PROBLEM REQUIREMENTS.
The entries below need to be written out exactly, with no pictures included.
** begin ENTRIES SHOWN **
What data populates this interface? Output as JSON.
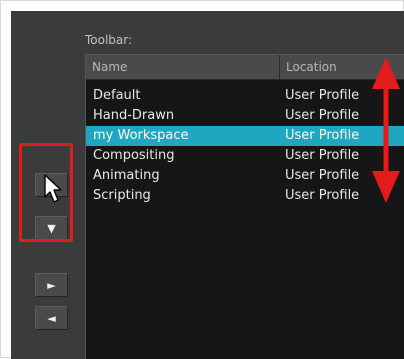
{
  "toolbar_label": "Toolbar:",
  "columns": {
    "name": "Name",
    "location": "Location"
  },
  "rows": [
    {
      "name": "Default",
      "location": "User Profile",
      "selected": false
    },
    {
      "name": "Hand-Drawn",
      "location": "User Profile",
      "selected": false
    },
    {
      "name": "my Workspace",
      "location": "User Profile",
      "selected": true
    },
    {
      "name": "Compositing",
      "location": "User Profile",
      "selected": false
    },
    {
      "name": "Animating",
      "location": "User Profile",
      "selected": false
    },
    {
      "name": "Scripting",
      "location": "User Profile",
      "selected": false
    }
  ],
  "buttons": {
    "move_up": "▲",
    "move_down": "▼",
    "move_right": "►",
    "move_left": "◄"
  },
  "colors": {
    "panel_bg": "#3b3b3b",
    "list_bg": "#161616",
    "selection": "#1fa6c1",
    "annotation_red": "#e21b1b"
  },
  "icons": {
    "cursor": "mouse-pointer-icon",
    "annotation": "double-headed-vertical-arrow"
  }
}
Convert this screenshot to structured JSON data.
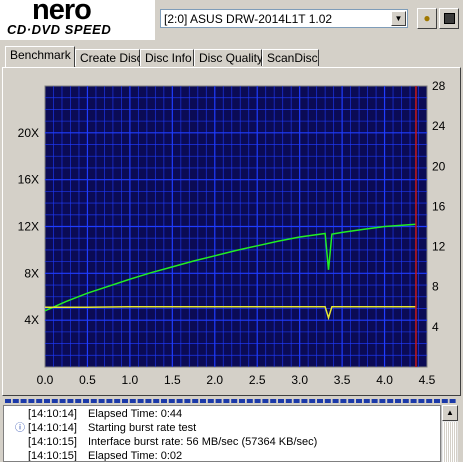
{
  "app": {
    "logo_main": "nero",
    "logo_sub": "CD·DVD SPEED"
  },
  "toolbar": {
    "drive_value": "[2:0]  ASUS DRW-2014L1T 1.02",
    "btn1_icon": "drive-refresh-icon",
    "btn2_icon": "save-disk-icon"
  },
  "tabs": [
    {
      "label": "Benchmark",
      "active": true
    },
    {
      "label": "Create Disc",
      "active": false
    },
    {
      "label": "Disc Info",
      "active": false
    },
    {
      "label": "Disc Quality",
      "active": false
    },
    {
      "label": "ScanDisc",
      "active": false
    }
  ],
  "chart_data": {
    "type": "line",
    "background": "#0b0b55",
    "grid_color": "#1f3cff",
    "x_ticks": [
      "0.0",
      "0.5",
      "1.0",
      "1.5",
      "2.0",
      "2.5",
      "3.0",
      "3.5",
      "4.0",
      "4.5"
    ],
    "xlim": [
      0,
      4.5
    ],
    "y_left_ticks": [
      "4X",
      "8X",
      "12X",
      "16X",
      "20X"
    ],
    "y_left_lim": [
      0,
      24
    ],
    "y_right_ticks": [
      "4",
      "8",
      "12",
      "16",
      "20",
      "24",
      "28"
    ],
    "y_right_lim": [
      0,
      28
    ],
    "disc_end_x": 4.37,
    "series": [
      {
        "color": "#22ee22",
        "axis": "left",
        "points": [
          [
            0,
            4.8
          ],
          [
            0.25,
            5.6
          ],
          [
            0.5,
            6.3
          ],
          [
            0.75,
            6.9
          ],
          [
            1.0,
            7.5
          ],
          [
            1.25,
            8.05
          ],
          [
            1.5,
            8.55
          ],
          [
            1.75,
            9.05
          ],
          [
            2.0,
            9.5
          ],
          [
            2.25,
            9.95
          ],
          [
            2.5,
            10.35
          ],
          [
            2.75,
            10.75
          ],
          [
            3.0,
            11.1
          ],
          [
            3.3,
            11.4
          ],
          [
            3.34,
            8.3
          ],
          [
            3.38,
            11.35
          ],
          [
            3.5,
            11.5
          ],
          [
            3.75,
            11.75
          ],
          [
            4.0,
            12.0
          ],
          [
            4.37,
            12.2
          ]
        ]
      },
      {
        "color": "#e8e832",
        "axis": "left",
        "points": [
          [
            0,
            5.1
          ],
          [
            0.5,
            5.1
          ],
          [
            1.0,
            5.15
          ],
          [
            1.5,
            5.15
          ],
          [
            2.0,
            5.15
          ],
          [
            2.5,
            5.15
          ],
          [
            3.0,
            5.15
          ],
          [
            3.3,
            5.15
          ],
          [
            3.34,
            4.2
          ],
          [
            3.38,
            5.15
          ],
          [
            3.5,
            5.15
          ],
          [
            4.0,
            5.15
          ],
          [
            4.37,
            5.15
          ]
        ]
      }
    ]
  },
  "log": {
    "lines": [
      {
        "time": "[14:10:14]",
        "msg": "Elapsed Time:  0:44",
        "icon": ""
      },
      {
        "time": "[14:10:14]",
        "msg": "Starting burst rate test",
        "icon": "info-icon"
      },
      {
        "time": "[14:10:15]",
        "msg": "Interface burst rate: 56 MB/sec (57364 KB/sec)",
        "icon": ""
      },
      {
        "time": "[14:10:15]",
        "msg": "Elapsed Time:  0:02",
        "icon": ""
      }
    ]
  }
}
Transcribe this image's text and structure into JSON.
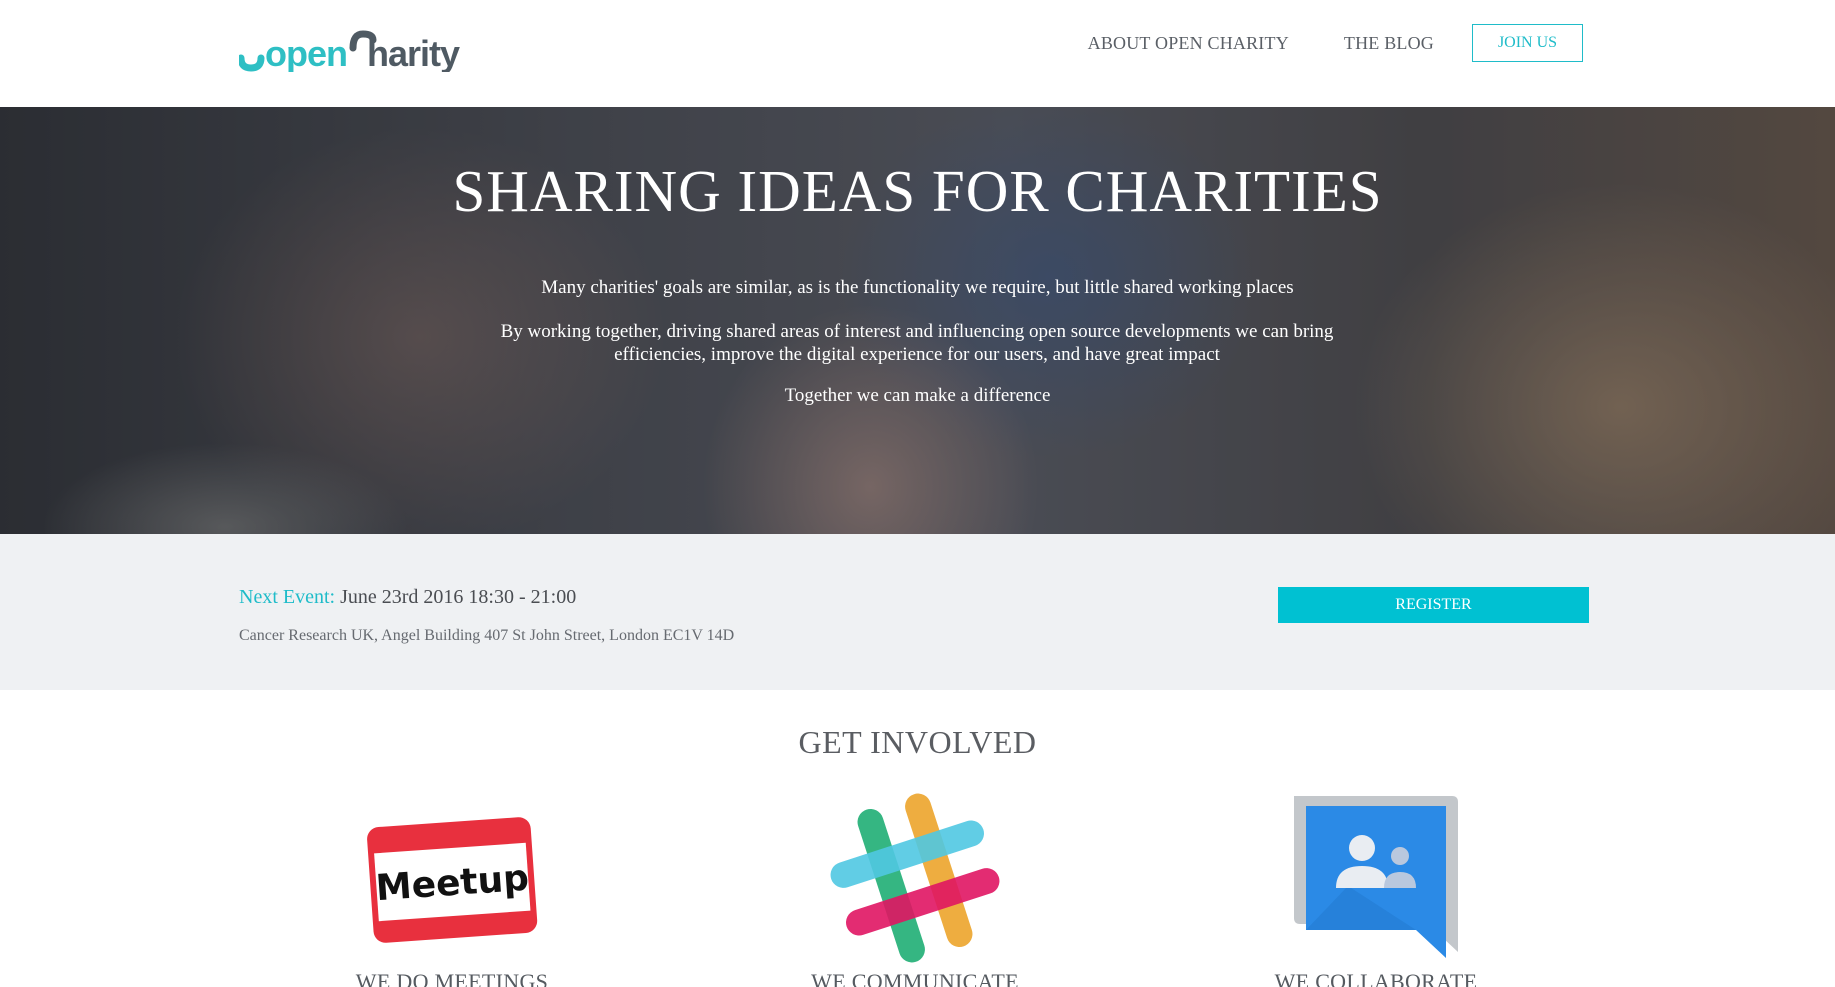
{
  "header": {
    "logo": {
      "part1": "open",
      "part2": "harity",
      "alt": "openCharity"
    },
    "nav": {
      "about": "ABOUT OPEN CHARITY",
      "blog": "THE BLOG",
      "join": "JOIN US"
    }
  },
  "hero": {
    "title": "SHARING IDEAS FOR CHARITIES",
    "paragraph1": "Many charities' goals are similar, as is the functionality we require, but little shared working places",
    "paragraph2": "By working together, driving shared areas of interest and influencing open source developments we can bring efficiencies, improve the digital experience for our users, and have great impact",
    "paragraph3": "Together we can make a difference"
  },
  "event": {
    "label": "Next Event:",
    "datetime": "June 23rd 2016 18:30 - 21:00",
    "address": "Cancer Research UK, Angel Building 407 St John Street, London EC1V 14D",
    "register": "REGISTER"
  },
  "involved": {
    "title": "GET INVOLVED",
    "cards": [
      {
        "icon": "meetup-icon",
        "caption": "WE DO MEETINGS",
        "badge_text": "Meetup"
      },
      {
        "icon": "slack-icon",
        "caption": "WE COMMUNICATE"
      },
      {
        "icon": "google-groups-icon",
        "caption": "WE COLLABORATE"
      }
    ]
  },
  "colors": {
    "accent": "#1fbcc9",
    "register": "#00c1d2",
    "event_band": "#eff1f3",
    "text": "#555555"
  }
}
** end ENTRIES SHOWN **
FINISHED ANSWER.
What data populates this interface? Output as JSON.
{
  "toolbar_label": "Toolbar:",
  "columns": {
    "name": "Name",
    "location": "Location"
  },
  "rows": [
    {
      "name": "Default",
      "location": "User Profile",
      "selected": false
    },
    {
      "name": "Hand-Drawn",
      "location": "User Profile",
      "selected": false
    },
    {
      "name": "my Workspace",
      "location": "User Profile",
      "selected": true
    },
    {
      "name": "Compositing",
      "location": "User Profile",
      "selected": false
    },
    {
      "name": "Animating",
      "location": "User Profile",
      "selected": false
    },
    {
      "name": "Scripting",
      "location": "User Profile",
      "selected": false
    }
  ],
  "buttons": {
    "move_up": "▲",
    "move_down": "▼",
    "move_right": "►",
    "move_left": "◄"
  },
  "colors": {
    "panel_bg": "#3b3b3b",
    "list_bg": "#161616",
    "selection": "#1fa6c1",
    "annotation_red": "#e21b1b"
  },
  "icons": {
    "cursor": "mouse-pointer-icon",
    "annotation": "double-headed-vertical-arrow"
  }
}
Convert this screenshot to structured JSON data.
{
  "app": {
    "logo_main": "nero",
    "logo_sub": "CD·DVD SPEED"
  },
  "toolbar": {
    "drive_value": "[2:0]  ASUS DRW-2014L1T 1.02",
    "btn1_icon": "drive-refresh-icon",
    "btn2_icon": "save-disk-icon"
  },
  "tabs": [
    {
      "label": "Benchmark",
      "active": true
    },
    {
      "label": "Create Disc",
      "active": false
    },
    {
      "label": "Disc Info",
      "active": false
    },
    {
      "label": "Disc Quality",
      "active": false
    },
    {
      "label": "ScanDisc",
      "active": false
    }
  ],
  "chart_data": {
    "type": "line",
    "background": "#0b0b55",
    "grid_color": "#1f3cff",
    "x_ticks": [
      "0.0",
      "0.5",
      "1.0",
      "1.5",
      "2.0",
      "2.5",
      "3.0",
      "3.5",
      "4.0",
      "4.5"
    ],
    "xlim": [
      0,
      4.5
    ],
    "y_left_ticks": [
      "4X",
      "8X",
      "12X",
      "16X",
      "20X"
    ],
    "y_left_lim": [
      0,
      24
    ],
    "y_right_ticks": [
      "4",
      "8",
      "12",
      "16",
      "20",
      "24",
      "28"
    ],
    "y_right_lim": [
      0,
      28
    ],
    "disc_end_x": 4.37,
    "series": [
      {
        "color": "#22ee22",
        "axis": "left",
        "points": [
          [
            0,
            4.8
          ],
          [
            0.25,
            5.6
          ],
          [
            0.5,
            6.3
          ],
          [
            0.75,
            6.9
          ],
          [
            1.0,
            7.5
          ],
          [
            1.25,
            8.05
          ],
          [
            1.5,
            8.55
          ],
          [
            1.75,
            9.05
          ],
          [
            2.0,
            9.5
          ],
          [
            2.25,
            9.95
          ],
          [
            2.5,
            10.35
          ],
          [
            2.75,
            10.75
          ],
          [
            3.0,
            11.1
          ],
          [
            3.3,
            11.4
          ],
          [
            3.34,
            8.3
          ],
          [
            3.38,
            11.35
          ],
          [
            3.5,
            11.5
          ],
          [
            3.75,
            11.75
          ],
          [
            4.0,
            12.0
          ],
          [
            4.37,
            12.2
          ]
        ]
      },
      {
        "color": "#e8e832",
        "axis": "left",
        "points": [
          [
            0,
            5.1
          ],
          [
            0.5,
            5.1
          ],
          [
            1.0,
            5.15
          ],
          [
            1.5,
            5.15
          ],
          [
            2.0,
            5.15
          ],
          [
            2.5,
            5.15
          ],
          [
            3.0,
            5.15
          ],
          [
            3.3,
            5.15
          ],
          [
            3.34,
            4.2
          ],
          [
            3.38,
            5.15
          ],
          [
            3.5,
            5.15
          ],
          [
            4.0,
            5.15
          ],
          [
            4.37,
            5.15
          ]
        ]
      }
    ]
  },
  "log": {
    "lines": [
      {
        "time": "[14:10:14]",
        "msg": "Elapsed Time:  0:44",
        "icon": ""
      },
      {
        "time": "[14:10:14]",
        "msg": "Starting burst rate test",
        "icon": "info-icon"
      },
      {
        "time": "[14:10:15]",
        "msg": "Interface burst rate: 56 MB/sec (57364 KB/sec)",
        "icon": ""
      },
      {
        "time": "[14:10:15]",
        "msg": "Elapsed Time:  0:02",
        "icon": ""
      }
    ]
  }
}
Transcribe this image's text and structure into JSON.
{
  "header": {
    "logo": {
      "part1": "open",
      "part2": "harity",
      "alt": "openCharity"
    },
    "nav": {
      "about": "ABOUT OPEN CHARITY",
      "blog": "THE BLOG",
      "join": "JOIN US"
    }
  },
  "hero": {
    "title": "SHARING IDEAS FOR CHARITIES",
    "paragraph1": "Many charities' goals are similar, as is the functionality we require, but little shared working places",
    "paragraph2": "By working together, driving shared areas of interest and influencing open source developments we can bring efficiencies, improve the digital experience for our users, and have great impact",
    "paragraph3": "Together we can make a difference"
  },
  "event": {
    "label": "Next Event:",
    "datetime": "June 23rd 2016 18:30 - 21:00",
    "address": "Cancer Research UK, Angel Building 407 St John Street, London EC1V 14D",
    "register": "REGISTER"
  },
  "involved": {
    "title": "GET INVOLVED",
    "cards": [
      {
        "icon": "meetup-icon",
        "caption": "WE DO MEETINGS",
        "badge_text": "Meetup"
      },
      {
        "icon": "slack-icon",
        "caption": "WE COMMUNICATE"
      },
      {
        "icon": "google-groups-icon",
        "caption": "WE COLLABORATE"
      }
    ]
  },
  "colors": {
    "accent": "#1fbcc9",
    "register": "#00c1d2",
    "event_band": "#eff1f3",
    "text": "#555555"
  }
}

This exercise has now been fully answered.